I've received excellent support from Google for GSuite/Google Apps and Google Cloud over the years, both via chat and calls, usually out of their Ireland office.
I live in Fiji and my account with them isn't worth all that much (~$100/month).
Up to this day, I pretty much avoid all Google services except a forwarding Gmail account, Youtube, and some searches. I also continuously recommended anyone who asked my advice to avoid Google (even more than Facebook.) I've been doing this for the last 10 years already.
Good riddance Google. Your Ad-Sense support was quite frankly, customer unsupport.
No way for me to even try to prove that it wasn't me doing anything.
I had been spending a bit of money on AdWords for my law office website at the same time. Stopped that right away. It was my futile and meaningless attempt at retribution, of course. :)
> It was my futile and meaningless attempt at retribution, of course. :)
Don't say that! Each journey starts with a single step, as frustrating and futile as it may seem. And as this thread shows, many are already marching in the same direction. When enough frozen raindrops merge, even mountains move.
Anecdata: My customer experience with Google has been "OK" (a small paid G Suite account). I have no expectation of free support for their free services.
It took me months to slowly watch it rise up to the $100 threshold and I was thrilled to get my first ever ad revenue check, small as it might be. Only to have it taken away after I had given them my personal information.
Free ad space for Google, accusations of having a click ring for me (would have been a pretty pathetic ring if was anyway).
/vent
Nowadays I’m trying to avoid using any hosted services at all due to that (and later, similar) experiences.
Basically a big fuck you to Google: "give me all the data you have on me or I will report you and you may be on the hook for 4% of your revenue".
It appears that Google did something different this time, I don't know what.
The problem lies with our justice system though. If it were more efficient we'd have less things like self-censorship and self-moderation.
Seriously?
$11M is about 1 hr of Google's revenue (365 x 24 x 11/100000 = 0.96)
EDIT: This actually reminded me of that post a few days ago on HN, about the guy comparing foxes and racoons with some companies in the financial industry, and how some could be winning at the game but losing at the meta-game. Google should be more careful with its meta-game.
But a $600+ billion dollar company that steals millions of dollars from thousands of publishers? $11 million . It's as if they measured it down to the penny exactly which is rare because often you see these huge settlement numbers like for tobacco companies, where it seems excessive. But the case where there are the most victims and the most hurt victims and victims that are the most innocent gets the most pathetic, most measured payout. It's the exact opposite of the frivolous lawsuit.
One day our AdSense account was disabled, no warning, no nothing. We had never resorted to a single 'trick' or 'hack'. Nobody at Google could even tell us what exactly we were supposedly accused of.
----------
### Challenges
[a] In the Google comment thread, roughly how much per month is the account of the commenter living in Fiji worth?
[b] Write out the part of the Google comment thread between "I've received excellent" and "their Ireland office.", inclusive.
[c] Shorten the paragraph of the Google comment thread that begins "One day our AdSense account was disabled" into one sentence that keeps its main facts.

### Given data
----------
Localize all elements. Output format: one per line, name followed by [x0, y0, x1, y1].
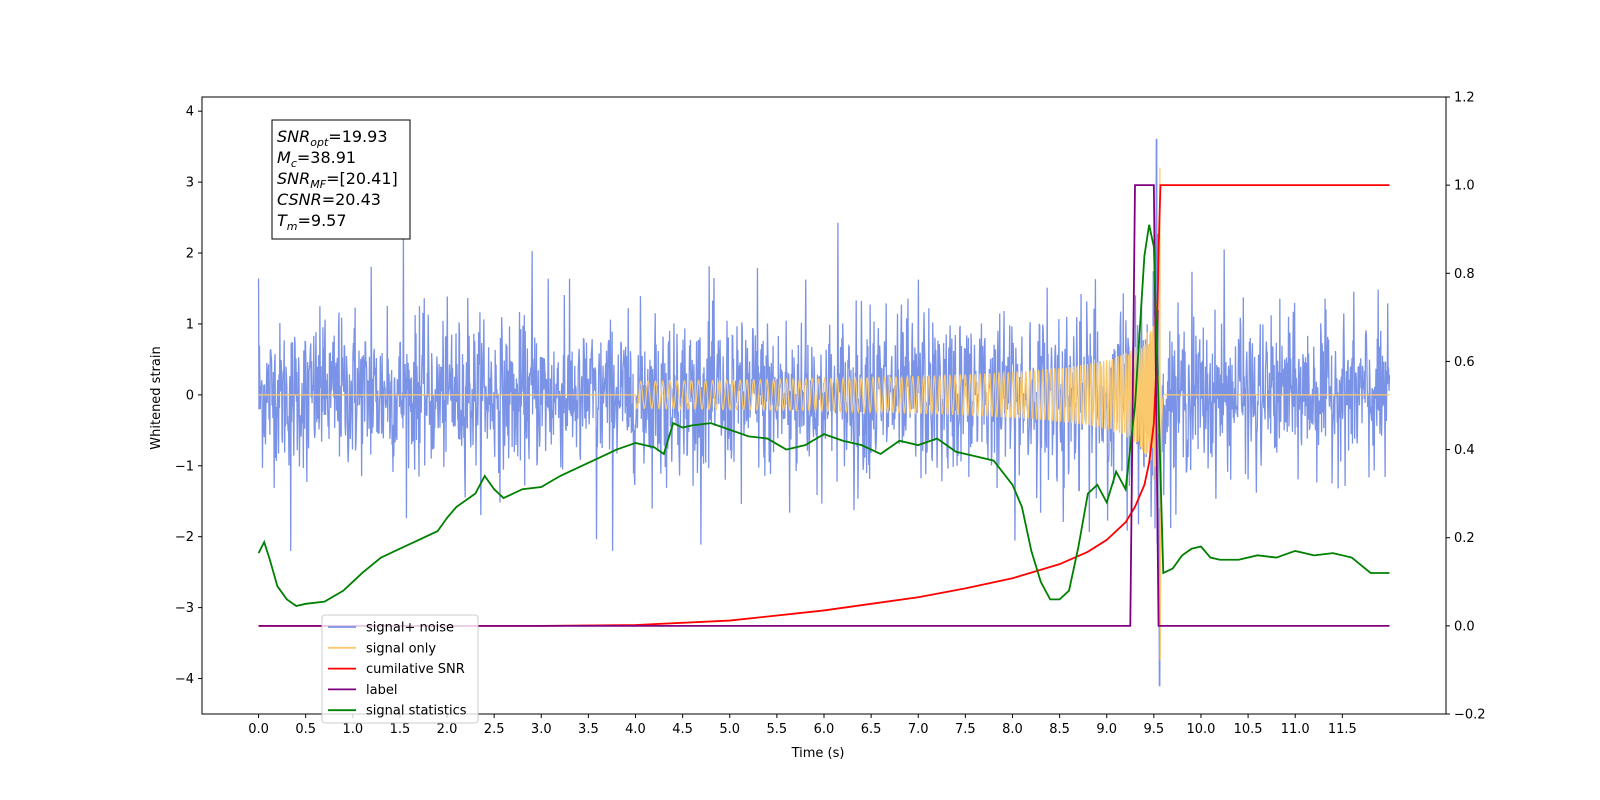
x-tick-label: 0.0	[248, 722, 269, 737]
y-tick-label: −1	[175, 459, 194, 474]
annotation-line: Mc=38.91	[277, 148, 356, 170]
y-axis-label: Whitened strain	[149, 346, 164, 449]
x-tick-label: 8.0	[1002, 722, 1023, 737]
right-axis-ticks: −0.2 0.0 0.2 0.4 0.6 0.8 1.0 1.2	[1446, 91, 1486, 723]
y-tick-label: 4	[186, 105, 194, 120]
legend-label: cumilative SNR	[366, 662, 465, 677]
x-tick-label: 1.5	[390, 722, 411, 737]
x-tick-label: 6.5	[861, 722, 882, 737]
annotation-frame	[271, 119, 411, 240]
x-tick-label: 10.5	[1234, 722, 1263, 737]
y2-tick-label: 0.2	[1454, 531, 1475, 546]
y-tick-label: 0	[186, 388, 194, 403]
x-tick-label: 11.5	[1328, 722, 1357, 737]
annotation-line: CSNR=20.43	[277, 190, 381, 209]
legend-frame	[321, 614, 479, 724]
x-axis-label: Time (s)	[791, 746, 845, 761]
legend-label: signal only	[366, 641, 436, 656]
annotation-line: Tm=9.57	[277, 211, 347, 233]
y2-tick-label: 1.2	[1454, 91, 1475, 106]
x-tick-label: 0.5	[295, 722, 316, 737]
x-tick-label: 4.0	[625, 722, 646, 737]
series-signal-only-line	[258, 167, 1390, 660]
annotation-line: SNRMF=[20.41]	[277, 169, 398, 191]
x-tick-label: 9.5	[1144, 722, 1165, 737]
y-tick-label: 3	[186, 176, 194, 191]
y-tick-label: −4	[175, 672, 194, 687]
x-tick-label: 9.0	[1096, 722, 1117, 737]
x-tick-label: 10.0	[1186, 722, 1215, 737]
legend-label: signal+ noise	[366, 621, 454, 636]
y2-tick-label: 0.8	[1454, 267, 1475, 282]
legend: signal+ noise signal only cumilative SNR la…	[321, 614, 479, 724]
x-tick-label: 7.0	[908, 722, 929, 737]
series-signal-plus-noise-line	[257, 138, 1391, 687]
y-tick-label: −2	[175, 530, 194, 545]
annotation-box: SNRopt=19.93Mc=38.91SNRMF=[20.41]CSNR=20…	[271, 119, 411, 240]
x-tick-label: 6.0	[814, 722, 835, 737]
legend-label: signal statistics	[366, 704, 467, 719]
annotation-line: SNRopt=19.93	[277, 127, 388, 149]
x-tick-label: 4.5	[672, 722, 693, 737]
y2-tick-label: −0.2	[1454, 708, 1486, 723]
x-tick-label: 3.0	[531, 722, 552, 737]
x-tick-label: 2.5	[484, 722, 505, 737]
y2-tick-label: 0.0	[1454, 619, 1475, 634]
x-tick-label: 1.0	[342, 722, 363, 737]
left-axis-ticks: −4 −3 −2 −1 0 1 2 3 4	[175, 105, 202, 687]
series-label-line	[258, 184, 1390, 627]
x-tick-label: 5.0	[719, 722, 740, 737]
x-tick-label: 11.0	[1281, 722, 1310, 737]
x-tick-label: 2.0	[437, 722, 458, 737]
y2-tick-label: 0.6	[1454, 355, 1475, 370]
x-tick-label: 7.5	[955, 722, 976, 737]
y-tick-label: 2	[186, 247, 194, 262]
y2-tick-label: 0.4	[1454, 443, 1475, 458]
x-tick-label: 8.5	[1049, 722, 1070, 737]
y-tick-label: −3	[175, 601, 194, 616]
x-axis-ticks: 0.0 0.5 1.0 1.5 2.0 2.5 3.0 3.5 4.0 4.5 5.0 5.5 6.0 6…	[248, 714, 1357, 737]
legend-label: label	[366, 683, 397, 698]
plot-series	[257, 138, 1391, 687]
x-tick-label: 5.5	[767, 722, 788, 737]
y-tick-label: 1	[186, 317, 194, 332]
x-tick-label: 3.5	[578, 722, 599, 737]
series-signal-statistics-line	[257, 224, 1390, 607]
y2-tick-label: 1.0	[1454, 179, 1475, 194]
----------
### The responses
[a] About $100 per month.

[b]
I've received excellent support from Google for GSuite/Google Apps and Google Cloud over the years, both via chat and calls, usually out of their Ireland office.

[c] The AdSense account was suddenly disabled without warning, even though no tricks or hacks had ever been used, and no one at Google could say what the supposed accusation was.